Passage provided:
"""

Statistical analysis

The χ 2 test and confidence intervals were calculated using SAS 9.7 (SAS). To compare proportions between groups when the number of occurrences in a cell were fewer than 5, the Fisher exact test was used. The p values less than .05 were considered significant. These tests were used to assess associations between genetic alterations and clinical variables including race and family history. To accommodate the diversity of genetic panels and institutions, for individual gene analyses, patients were excluded if the panel used for germline testing did not include the given gene of interest.

RESULTS

Study population

A total of 867 patients were included in this retrospective study. This included 188 African American patients and 669 Caucasian patients (see Table 1 and Table S1); all patients had radiographic positive metastatic prostate cancer. The median age at diagnosis was 60 years (range = 40–82) for African Americans and 63 years (range = 42–93) for Caucasians. At the time of germline testing, the median age for African Americans was 68 years (range = 40–89) and 69 years (range = 43–93) for Caucasians. In African Americans, 6% (n = 9) had a Gleason score of less than 7, 34% (n = 50) had a Gleason score of 7, and 58% (n = 87) had a Gleason score more than 7. In Caucasians, 6% (n = 26) had a Gleason score of less than 7, 28% (n = 125) had a Gleason score of 7, and 67% (n = 301) had a Gleason score of more than 7. 44% of African Americans (n = 65) were metastatic at diagnosis compared to 37% of Caucasians (n = 136). No statistically significant differences between the African American and Caucasian groups were seen in terms of age at diagnosis, age at testing, Gleason scores, or metastatic disease at diagnosis.

Table 1

Demographics of the metastatic prostate cancer population tested

	African American	Caucasian
Median age of diagnosis	60 (40–82)	63 (42–93)
Median age at time of germline testing	68 (40–89)	69 (43–93)
Gleason score
<7	6% (n = 9)	6% (n = 26)
=7	34% (n = 50)	28% (n = 125)
>7	58% (n = 87)	67% (n = 301)
Metastatic at diagnosis	44% (n = 65)	37% (n = 136)

Demographics of the metastatic prostate cancer population tested

Pathogenic, likely‐pathogenic, and VUS

In the African American patients, 6% of patients (n = 11) had a PV/LPV, 55% of patients (n = 104) had a VUS, 4% of patients (n = 8) had both a PV/LPV and VUS, and 35% of patients had no PV/LPV or VUS reported (n = 65) (Table 2). For Caucasians, 10% of patients (n = 66) had a PV/LPV germline alteration, 37% of patients (n = 245) had a VUS, 6% of patients (n = 43) had both a PV/LPV and VUS, and 47% of patients had no germline alterations (n = 315). Overall, there was no significant difference in the likelihood of a PV/LPV between African American and Caucasian patients (p = .09). African American patients were more likely to have a VUS than Caucasians (OR = 1.95; 95% confidence interval [CI [1.40, 2.71]; p < .0001).

"""

Data extracts:
"""

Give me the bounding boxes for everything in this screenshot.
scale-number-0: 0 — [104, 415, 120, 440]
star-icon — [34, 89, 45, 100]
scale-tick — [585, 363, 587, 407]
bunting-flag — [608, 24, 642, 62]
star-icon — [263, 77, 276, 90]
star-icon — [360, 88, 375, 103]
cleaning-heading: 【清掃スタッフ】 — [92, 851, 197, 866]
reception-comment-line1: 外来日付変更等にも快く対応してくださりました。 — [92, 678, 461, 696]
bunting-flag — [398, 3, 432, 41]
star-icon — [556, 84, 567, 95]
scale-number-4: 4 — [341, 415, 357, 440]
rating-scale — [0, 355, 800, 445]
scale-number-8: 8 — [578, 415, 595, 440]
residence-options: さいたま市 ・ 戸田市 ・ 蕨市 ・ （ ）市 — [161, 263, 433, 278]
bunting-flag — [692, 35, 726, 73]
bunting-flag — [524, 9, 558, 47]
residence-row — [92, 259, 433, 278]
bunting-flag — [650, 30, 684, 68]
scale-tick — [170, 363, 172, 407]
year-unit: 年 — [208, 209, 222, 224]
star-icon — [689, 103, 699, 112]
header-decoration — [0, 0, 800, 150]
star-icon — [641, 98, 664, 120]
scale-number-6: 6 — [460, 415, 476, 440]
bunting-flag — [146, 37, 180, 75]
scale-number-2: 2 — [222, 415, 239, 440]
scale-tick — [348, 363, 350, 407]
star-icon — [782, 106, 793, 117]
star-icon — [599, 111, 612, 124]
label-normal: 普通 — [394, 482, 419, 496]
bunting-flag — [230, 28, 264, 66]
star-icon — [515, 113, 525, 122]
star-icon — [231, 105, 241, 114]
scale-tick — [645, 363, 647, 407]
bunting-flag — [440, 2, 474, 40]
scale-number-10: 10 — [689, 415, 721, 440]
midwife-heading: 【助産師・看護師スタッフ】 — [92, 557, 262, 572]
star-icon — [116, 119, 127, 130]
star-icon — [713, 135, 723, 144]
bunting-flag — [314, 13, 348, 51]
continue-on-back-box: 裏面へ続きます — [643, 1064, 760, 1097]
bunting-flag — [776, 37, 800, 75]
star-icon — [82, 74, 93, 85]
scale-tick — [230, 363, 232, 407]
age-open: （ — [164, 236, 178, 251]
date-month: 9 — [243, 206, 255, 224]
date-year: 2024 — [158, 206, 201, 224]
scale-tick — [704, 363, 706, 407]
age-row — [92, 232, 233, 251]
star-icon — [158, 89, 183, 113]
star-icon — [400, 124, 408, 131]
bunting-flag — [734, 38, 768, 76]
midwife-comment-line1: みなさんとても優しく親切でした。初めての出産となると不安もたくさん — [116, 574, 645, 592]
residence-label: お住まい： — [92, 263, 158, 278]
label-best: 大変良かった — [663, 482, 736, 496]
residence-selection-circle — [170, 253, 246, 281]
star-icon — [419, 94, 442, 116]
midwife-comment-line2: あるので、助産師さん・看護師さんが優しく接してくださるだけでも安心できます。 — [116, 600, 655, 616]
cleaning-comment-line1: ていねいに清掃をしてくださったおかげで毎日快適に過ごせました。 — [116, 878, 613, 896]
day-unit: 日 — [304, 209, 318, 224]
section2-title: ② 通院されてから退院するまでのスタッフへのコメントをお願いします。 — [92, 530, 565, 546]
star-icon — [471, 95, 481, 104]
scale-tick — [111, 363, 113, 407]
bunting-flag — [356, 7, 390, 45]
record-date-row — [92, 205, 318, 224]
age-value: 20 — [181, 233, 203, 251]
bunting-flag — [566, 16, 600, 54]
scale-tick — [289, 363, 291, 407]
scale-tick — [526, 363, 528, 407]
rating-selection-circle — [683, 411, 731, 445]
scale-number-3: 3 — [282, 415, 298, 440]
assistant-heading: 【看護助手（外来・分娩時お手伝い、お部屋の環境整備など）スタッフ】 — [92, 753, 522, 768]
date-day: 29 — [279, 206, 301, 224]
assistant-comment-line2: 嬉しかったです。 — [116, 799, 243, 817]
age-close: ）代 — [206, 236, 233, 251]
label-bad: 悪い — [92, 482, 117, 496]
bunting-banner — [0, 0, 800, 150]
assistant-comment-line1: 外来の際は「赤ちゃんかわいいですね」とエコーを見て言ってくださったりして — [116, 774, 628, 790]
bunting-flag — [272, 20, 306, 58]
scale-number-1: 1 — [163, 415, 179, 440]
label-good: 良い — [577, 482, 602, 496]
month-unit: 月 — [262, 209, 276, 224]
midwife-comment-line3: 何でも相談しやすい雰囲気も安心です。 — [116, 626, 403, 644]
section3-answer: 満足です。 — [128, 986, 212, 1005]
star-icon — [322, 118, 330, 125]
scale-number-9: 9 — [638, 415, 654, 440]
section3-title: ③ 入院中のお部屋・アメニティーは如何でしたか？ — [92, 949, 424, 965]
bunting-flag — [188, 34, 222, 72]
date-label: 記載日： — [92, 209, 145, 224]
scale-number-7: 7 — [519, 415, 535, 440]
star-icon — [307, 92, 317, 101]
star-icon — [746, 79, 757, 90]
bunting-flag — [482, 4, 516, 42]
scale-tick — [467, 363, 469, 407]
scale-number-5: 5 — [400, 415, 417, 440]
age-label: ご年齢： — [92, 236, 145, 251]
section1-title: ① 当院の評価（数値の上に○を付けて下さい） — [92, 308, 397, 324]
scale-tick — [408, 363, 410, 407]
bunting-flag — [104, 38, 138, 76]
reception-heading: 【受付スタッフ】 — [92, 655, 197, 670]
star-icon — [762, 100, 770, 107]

"""

Task instructions:
a – Please condense the paragraph in the prostate cancer study excerpt that begins "The χ 2 test and confidence intervals" into a bulleted list that keeps its main facts.
b – Answer these questions from the prostate cancer study excerpt, one per line:
(i) What was the median age at diagnosis for African American patients, and what was the range?
(ii) Below what value were p values considered significant?
(iii) What percentage of Caucasian patients had a VUS, and how many patients was that?
c – Resume the prostate cancer study excerpt, starting right after its final sentence.

Answers for the exercise:
a –
- The χ2 test and confidence intervals were calculated with SAS 9.7.
- The Fisher exact test compared proportions between groups when a cell had fewer than 5 occurrences.
- p values below .05 were considered significant.
- The tests assessed associations between genetic alterations and clinical variables, including race and family history.
- For each gene analysis, patients were excluded if their germline testing panel did not include that gene.

b –
(i) 60 years (range 40–82)
(ii) .05
(iii) 37% (n = 245)

c –
Table 2

Germline variants detected

	Negative	PV/LPV	PV/LPV + VUS	VUS	Total
African American	35.1% (n = 66)	5.3% (n = 10)	4.3% (n = 8)	55.3% (n = 104)	188
Caucasian	48.9% (n = 327)	8.1% (n = 54)	6.4% (n = 43)	36.6% (n = 245)	669
Unknown	50% (n = 5)	30% (n = 3)	0% (n = 0)	20% (n = 20)	10
Grand total	44.4% (n = 385)	9.2% (n = 80)	5.8% (n = 51)	40.5% (n = 351)	867

Abbreviations: LPV, likely‐pathogenic variants; PV, pathogenic variants.

Germline variants detected Abbreviations: LPV, likely‐pathogenic variants; PV, pathogenic variants. Each gene represented on a germline panel was compared between African American and Caucasian patients with metastatic prostate cancer (Table S2). Of the genes evaluated, African Americans were more likely to have a BRCA1 PV/LPV (OR = 4.86; 95% CI [1.08, 21.93]; p = .04), however, we note the small number of cases as a limitation. There were no other PV/LPVs detected which were significantly different between African American and Caucasian patients. Among VUSs, VUS in BRCA2 (p = .04), PALB2 (p = .0007), and PTCH1 (p = .03) were more frequent in African Americans compared to Caucasians. There were no other gene specific VUSs which were significantly different between African Americans and Caucasians (Table S3). Next, functionally related genes were evaluated as a group (Tables 3, 4, 5). African American patients were substantially less likely to have a PV/LPV in any non‐BRCA gene (OR = 0.27; 95% CI [0.12, 0.64]; p = .0008). Additionally, African American patients were less likely to have a PV/LPV in a non‐BRCA DNA repair gene (MSH2, MSH6, PMS2, MLH1, ATM, RAD50, RAD51D, NBN, CHEK2, BRIP1, PALB2, RAD51C, ATM, BLM, and TP53) (OR = 0.30; 95% CI [0.11, 0.85]; p = .008). Among all DNA repair genes analyzed herein (including BRCA1 and BRCA2) there was no significant difference between African American and Caucasian patients (p = .29).

Table 3

PV/LPV in any non‐BRCA gene

PV/LPV non‐BRCA gene	African American	Caucasian	OR	p Value	95% CI
Yes	3% (n = 6)	11% (n = 72)	0.2749	.0008	0.1176, 0.6426
No	97% (n = 181)	89% (n = 597)

Abbreviations: CI, confidence interval; LPV, likely‐pathogenic variants; OR, odds ratio; PV, pathogenic variants.

Table 4

PV/LPV in DNA‐repair genes (BRCA1, BRCA2, MSH2, MSH6, PMS2, MLH1, ATM, RAD50, RAD51D, NBN, CHEK2, BRIP1, PALB2, RAD51C, ATM, BLM, and TP53)

PV/LPV DNA repair genes	African American	Caucasian	OR	p Value	95% CI
Yes	9% (n = 16)	12% (n = 77)	0.7152	.2887	0.4066, 1.2579
No	91% (n = 172)	88% (n = 592)

Abbreviations: CI, confidence interval; LPV, likely‐pathogenic variants; OR, odds ratio; PV, pathogenic variants.

Table 5

PV/LPV in non‐BRCA DNA repair genes (MSH2, MSH6, PMS2, MLH1, ATM, RAD50, RAD51D, NBN, CHEK2, BRIP1, PALB2, RAD51C, ATM, BLM, and TP53)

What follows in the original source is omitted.